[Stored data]
──────

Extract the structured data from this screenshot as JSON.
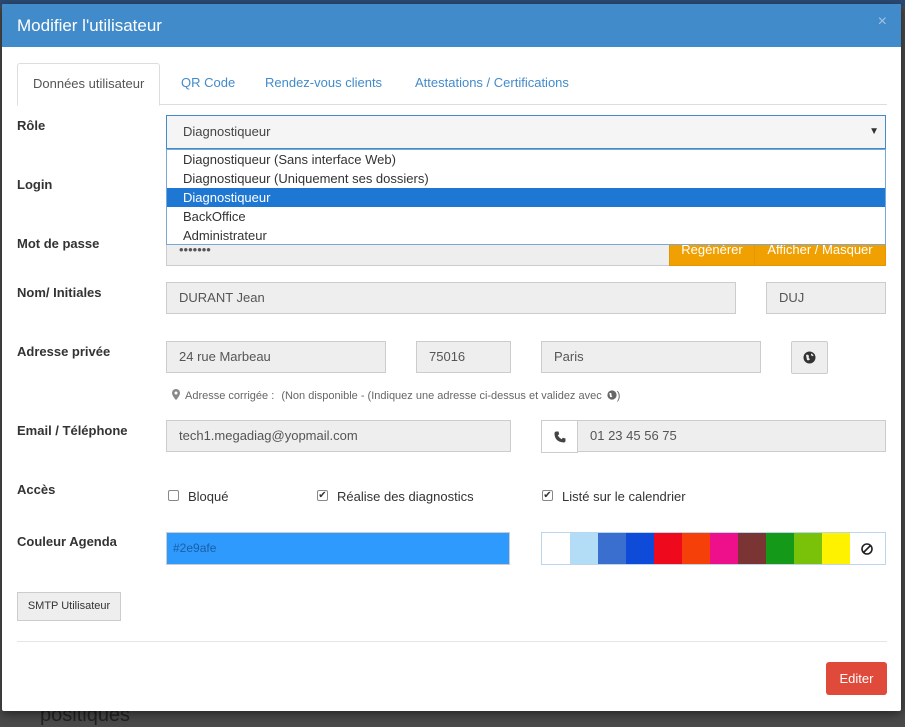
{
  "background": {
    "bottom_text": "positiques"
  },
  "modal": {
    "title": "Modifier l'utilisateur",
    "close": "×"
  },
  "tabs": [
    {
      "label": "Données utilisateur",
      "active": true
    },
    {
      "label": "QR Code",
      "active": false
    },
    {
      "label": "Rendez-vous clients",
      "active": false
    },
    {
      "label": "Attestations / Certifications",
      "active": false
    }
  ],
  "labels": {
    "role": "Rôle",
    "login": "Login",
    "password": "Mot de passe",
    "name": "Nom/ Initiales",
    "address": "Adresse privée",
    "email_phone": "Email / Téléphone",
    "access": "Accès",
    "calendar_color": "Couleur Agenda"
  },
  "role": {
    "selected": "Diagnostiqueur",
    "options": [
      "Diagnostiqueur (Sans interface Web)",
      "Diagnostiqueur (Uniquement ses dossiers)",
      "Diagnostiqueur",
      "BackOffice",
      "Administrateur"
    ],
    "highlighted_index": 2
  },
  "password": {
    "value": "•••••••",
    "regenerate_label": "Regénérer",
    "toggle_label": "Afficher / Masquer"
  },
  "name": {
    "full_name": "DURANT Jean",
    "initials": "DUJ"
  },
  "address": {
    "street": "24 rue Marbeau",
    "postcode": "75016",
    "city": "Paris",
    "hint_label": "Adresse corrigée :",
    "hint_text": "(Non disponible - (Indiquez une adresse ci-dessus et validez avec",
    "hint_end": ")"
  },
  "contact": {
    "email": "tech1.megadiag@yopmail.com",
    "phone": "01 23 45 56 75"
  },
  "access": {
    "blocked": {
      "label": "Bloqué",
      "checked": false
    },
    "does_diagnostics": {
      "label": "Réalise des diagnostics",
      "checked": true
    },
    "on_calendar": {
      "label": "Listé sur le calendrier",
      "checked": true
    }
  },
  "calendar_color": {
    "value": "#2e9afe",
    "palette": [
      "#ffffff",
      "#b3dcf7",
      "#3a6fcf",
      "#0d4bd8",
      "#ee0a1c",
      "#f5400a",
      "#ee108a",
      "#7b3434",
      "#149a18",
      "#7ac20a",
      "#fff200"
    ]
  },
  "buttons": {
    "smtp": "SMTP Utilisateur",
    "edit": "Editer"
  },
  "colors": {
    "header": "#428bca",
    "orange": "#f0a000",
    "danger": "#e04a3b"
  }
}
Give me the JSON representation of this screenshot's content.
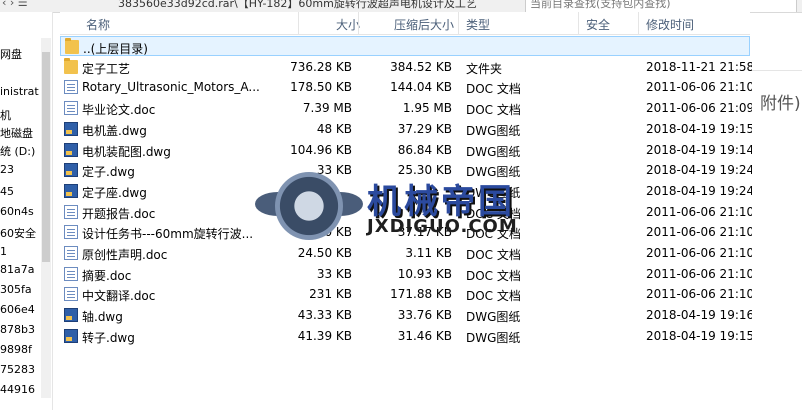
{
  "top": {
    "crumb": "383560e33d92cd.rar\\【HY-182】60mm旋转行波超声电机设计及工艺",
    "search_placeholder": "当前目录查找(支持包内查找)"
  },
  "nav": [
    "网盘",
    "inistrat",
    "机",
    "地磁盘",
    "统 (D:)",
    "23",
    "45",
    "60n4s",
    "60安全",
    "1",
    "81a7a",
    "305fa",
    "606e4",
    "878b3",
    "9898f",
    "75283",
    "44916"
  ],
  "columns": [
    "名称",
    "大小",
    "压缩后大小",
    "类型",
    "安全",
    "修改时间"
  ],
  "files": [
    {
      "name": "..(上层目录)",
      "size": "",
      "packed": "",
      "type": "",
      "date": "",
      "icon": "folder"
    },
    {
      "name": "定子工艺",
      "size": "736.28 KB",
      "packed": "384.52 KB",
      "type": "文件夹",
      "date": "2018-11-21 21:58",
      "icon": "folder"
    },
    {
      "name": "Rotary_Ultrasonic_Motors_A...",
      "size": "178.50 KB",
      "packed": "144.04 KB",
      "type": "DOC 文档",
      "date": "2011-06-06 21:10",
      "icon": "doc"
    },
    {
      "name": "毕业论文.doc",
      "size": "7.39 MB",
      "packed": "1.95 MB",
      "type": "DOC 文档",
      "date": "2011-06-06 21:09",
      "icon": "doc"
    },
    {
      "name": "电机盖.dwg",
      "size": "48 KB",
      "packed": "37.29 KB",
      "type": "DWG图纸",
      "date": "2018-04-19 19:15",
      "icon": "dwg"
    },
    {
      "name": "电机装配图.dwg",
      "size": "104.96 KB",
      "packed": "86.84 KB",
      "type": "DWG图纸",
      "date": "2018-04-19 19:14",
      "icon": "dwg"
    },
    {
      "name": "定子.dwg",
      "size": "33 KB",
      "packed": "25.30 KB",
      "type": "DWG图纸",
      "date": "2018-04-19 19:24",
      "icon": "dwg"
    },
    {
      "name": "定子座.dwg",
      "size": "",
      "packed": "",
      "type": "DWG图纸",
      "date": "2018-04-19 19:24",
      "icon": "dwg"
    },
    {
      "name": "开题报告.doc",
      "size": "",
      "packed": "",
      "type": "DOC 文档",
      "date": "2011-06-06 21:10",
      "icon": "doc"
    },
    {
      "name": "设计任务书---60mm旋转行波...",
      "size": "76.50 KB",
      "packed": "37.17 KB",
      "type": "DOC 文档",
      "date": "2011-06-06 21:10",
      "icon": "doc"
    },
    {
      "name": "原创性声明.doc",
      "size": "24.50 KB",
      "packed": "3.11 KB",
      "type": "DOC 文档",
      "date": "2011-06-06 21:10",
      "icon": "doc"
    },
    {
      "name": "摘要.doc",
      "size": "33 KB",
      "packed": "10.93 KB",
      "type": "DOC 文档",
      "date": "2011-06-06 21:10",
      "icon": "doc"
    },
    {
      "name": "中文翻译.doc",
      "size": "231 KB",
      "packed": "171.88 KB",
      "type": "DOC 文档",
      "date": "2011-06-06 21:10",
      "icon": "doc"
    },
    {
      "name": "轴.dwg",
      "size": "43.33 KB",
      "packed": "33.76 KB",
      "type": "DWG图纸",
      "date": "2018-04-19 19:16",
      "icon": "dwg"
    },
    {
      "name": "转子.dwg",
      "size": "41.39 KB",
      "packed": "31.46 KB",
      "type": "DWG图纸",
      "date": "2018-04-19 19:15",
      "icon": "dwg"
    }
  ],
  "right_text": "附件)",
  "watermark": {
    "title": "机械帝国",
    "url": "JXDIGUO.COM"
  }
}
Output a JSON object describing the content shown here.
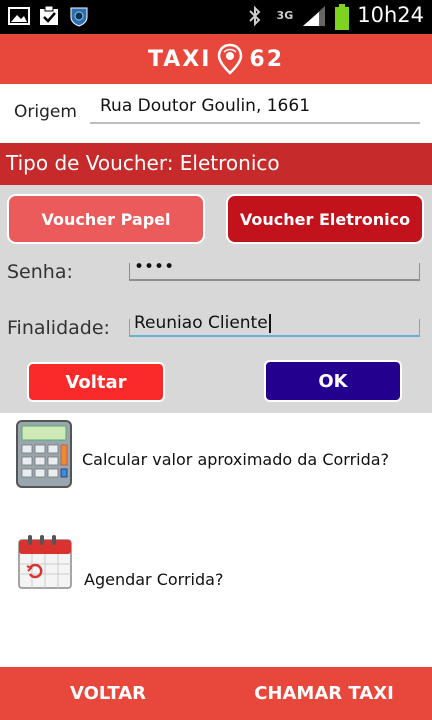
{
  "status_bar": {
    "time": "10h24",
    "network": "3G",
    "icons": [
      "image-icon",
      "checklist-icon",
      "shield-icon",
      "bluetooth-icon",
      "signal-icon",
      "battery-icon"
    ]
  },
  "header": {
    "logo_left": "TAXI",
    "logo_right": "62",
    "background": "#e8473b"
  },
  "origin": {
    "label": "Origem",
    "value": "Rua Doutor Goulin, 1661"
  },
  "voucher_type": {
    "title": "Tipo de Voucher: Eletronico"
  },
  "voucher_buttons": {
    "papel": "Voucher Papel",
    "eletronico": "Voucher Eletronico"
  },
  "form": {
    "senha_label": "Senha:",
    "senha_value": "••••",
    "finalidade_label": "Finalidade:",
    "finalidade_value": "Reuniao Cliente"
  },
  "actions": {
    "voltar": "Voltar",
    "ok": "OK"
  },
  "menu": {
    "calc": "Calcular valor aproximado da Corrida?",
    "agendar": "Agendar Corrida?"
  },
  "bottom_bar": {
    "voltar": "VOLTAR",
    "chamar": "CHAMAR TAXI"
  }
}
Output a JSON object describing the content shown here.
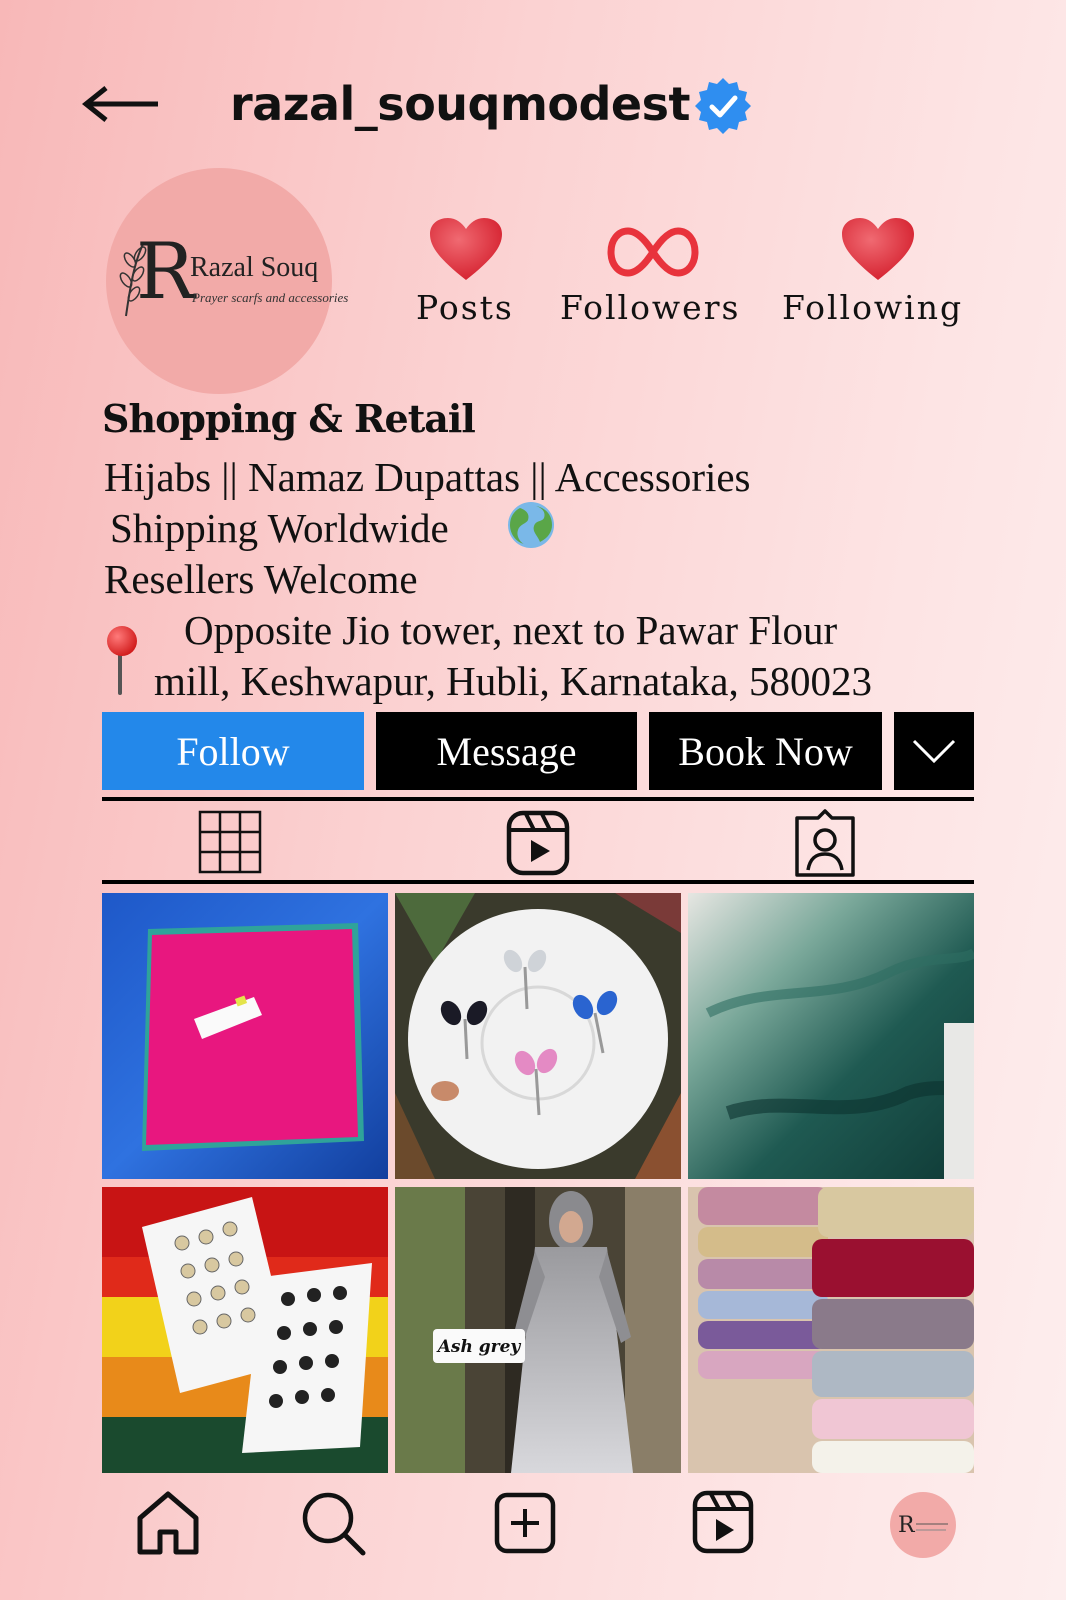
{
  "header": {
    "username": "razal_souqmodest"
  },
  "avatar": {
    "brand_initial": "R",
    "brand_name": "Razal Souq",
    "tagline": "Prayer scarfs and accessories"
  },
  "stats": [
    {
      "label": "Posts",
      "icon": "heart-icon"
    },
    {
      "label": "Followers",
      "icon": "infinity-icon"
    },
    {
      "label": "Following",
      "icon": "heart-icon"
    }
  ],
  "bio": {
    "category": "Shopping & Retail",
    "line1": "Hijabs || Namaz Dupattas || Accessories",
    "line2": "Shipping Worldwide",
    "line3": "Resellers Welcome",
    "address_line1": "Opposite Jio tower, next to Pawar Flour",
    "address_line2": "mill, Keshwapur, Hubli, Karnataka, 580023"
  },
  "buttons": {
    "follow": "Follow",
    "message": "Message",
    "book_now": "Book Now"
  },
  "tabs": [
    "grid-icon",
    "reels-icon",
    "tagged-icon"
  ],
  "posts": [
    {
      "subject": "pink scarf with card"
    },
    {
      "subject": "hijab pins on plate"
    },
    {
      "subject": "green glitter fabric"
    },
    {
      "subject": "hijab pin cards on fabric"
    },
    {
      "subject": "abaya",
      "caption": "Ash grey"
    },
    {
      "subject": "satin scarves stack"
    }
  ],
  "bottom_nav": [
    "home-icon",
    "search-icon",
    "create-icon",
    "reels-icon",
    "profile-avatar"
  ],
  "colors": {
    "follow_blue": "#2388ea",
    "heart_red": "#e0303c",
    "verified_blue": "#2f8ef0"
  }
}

──────

**WRITTEN PROBLEM:** Find the string "subject" in the entries above and return each line that holds it.

**WRITTEN RESPONSE:**
      "subject": "pink scarf with card"
      "subject": "hijab pins on plate"
      "subject": "green glitter fabric"
      "subject": "hijab pin cards on fabric"
      "subject": "abaya",
      "subject": "satin scarves stack"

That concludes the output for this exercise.